[Records from a collection]
"""

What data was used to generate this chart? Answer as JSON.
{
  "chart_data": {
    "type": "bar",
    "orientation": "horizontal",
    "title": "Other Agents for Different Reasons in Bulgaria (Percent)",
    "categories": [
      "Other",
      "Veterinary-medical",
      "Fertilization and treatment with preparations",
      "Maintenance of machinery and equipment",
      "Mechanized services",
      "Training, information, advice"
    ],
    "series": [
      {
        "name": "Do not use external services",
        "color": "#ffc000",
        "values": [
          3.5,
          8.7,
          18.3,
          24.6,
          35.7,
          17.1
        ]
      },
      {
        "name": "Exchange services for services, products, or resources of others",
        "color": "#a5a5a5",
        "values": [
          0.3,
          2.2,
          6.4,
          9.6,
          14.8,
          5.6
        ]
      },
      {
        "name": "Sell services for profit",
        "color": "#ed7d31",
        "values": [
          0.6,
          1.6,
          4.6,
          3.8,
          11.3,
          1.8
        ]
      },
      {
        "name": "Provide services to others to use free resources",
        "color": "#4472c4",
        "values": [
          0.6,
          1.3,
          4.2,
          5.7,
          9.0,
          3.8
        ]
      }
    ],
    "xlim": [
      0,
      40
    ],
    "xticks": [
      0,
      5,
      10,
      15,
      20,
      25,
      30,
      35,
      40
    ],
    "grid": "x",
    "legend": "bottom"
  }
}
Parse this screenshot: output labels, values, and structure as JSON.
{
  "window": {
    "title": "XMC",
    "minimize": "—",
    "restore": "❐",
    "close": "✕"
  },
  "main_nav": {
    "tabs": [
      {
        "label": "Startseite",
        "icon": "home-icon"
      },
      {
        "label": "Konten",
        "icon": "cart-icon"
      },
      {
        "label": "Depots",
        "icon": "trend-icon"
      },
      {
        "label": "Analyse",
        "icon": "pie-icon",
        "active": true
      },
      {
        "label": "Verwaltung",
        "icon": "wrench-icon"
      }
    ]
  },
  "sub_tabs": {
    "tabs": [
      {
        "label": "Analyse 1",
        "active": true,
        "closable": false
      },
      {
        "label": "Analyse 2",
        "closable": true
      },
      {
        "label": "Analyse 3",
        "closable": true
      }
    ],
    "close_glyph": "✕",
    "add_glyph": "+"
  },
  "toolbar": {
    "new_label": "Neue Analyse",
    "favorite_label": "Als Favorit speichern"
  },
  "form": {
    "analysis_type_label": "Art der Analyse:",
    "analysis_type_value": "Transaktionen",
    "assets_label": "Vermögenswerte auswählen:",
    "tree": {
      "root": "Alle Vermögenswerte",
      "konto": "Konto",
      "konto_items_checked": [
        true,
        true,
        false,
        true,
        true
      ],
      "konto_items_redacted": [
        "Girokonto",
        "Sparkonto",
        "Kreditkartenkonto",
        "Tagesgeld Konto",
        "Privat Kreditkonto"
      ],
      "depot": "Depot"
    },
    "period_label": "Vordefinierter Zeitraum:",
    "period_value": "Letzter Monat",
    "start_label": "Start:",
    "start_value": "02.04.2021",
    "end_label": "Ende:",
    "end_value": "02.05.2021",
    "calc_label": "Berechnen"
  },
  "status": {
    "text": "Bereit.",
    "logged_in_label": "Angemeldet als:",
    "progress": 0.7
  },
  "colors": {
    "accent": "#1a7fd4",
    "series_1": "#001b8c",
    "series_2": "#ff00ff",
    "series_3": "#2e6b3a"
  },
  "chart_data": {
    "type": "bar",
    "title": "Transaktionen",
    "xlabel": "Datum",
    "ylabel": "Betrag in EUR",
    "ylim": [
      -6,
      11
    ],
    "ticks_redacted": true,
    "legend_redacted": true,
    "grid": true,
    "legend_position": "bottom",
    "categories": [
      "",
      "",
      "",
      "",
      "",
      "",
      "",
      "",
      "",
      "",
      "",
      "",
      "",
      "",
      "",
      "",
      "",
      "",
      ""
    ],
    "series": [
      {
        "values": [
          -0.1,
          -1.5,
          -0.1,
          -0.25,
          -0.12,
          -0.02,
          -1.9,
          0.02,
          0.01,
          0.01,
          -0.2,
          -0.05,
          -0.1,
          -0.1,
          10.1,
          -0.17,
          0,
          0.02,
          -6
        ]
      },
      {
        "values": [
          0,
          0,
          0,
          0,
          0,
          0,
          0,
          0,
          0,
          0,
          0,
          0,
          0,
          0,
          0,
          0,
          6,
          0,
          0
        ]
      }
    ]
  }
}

"""

### STATED TASK
What is the number of lines that contain "JSON"? Reply with that number alone.

### EXERCISE RESPONSE
2